• RECORDED INFORMATION
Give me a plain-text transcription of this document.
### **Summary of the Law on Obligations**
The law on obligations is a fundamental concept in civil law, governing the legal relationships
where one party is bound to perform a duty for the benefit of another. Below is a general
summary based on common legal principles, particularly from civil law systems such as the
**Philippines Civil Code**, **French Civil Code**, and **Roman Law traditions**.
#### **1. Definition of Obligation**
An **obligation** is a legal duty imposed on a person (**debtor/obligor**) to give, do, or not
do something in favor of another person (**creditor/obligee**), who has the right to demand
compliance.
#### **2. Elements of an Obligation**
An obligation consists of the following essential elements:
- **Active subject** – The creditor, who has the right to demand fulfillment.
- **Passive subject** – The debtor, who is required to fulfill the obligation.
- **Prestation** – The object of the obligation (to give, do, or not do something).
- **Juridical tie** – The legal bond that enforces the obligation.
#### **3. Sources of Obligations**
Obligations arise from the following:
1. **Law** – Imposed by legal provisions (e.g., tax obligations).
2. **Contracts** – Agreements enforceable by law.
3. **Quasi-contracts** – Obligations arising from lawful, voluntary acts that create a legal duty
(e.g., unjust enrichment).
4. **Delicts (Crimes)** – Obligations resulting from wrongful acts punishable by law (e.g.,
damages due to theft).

• PROMPT
Quote the material exactly, leaving nothing out.

• PROBLEM SOLUTION
Give me a plain-text transcription of this document.
### **Summary of the Law on Obligations**
The law on obligations is a fundamental concept in civil law, governing the legal relationships
where one party is bound to perform a duty for the benefit of another. Below is a general
summary based on common legal principles, particularly from civil law systems such as the
**Philippines Civil Code**, **French Civil Code**, and **Roman Law traditions**.
#### **1. Definition of Obligation**
An **obligation** is a legal duty imposed on a person (**debtor/obligor**) to give, do, or not
do something in favor of another person (**creditor/obligee**), who has the right to demand
compliance.
#### **2. Elements of an Obligation**
An obligation consists of the following essential elements:
- **Active subject** – The creditor, who has the right to demand fulfillment.
- **Passive subject** – The debtor, who is required to fulfill the obligation.
- **Prestation** – The object of the obligation (to give, do, or not do something).
- **Juridical tie** – The legal bond that enforces the obligation.
#### **3. Sources of Obligations**
Obligations arise from the following:
1. **Law** – Imposed by legal provisions (e.g., tax obligations).
2. **Contracts** – Agreements enforceable by law.
3. **Quasi-contracts** – Obligations arising from lawful, voluntary acts that create a legal duty
(e.g., unjust enrichment).
4. **Delicts (Crimes)** – Obligations resulting from wrongful acts punishable by law (e.g.,
damages due to theft).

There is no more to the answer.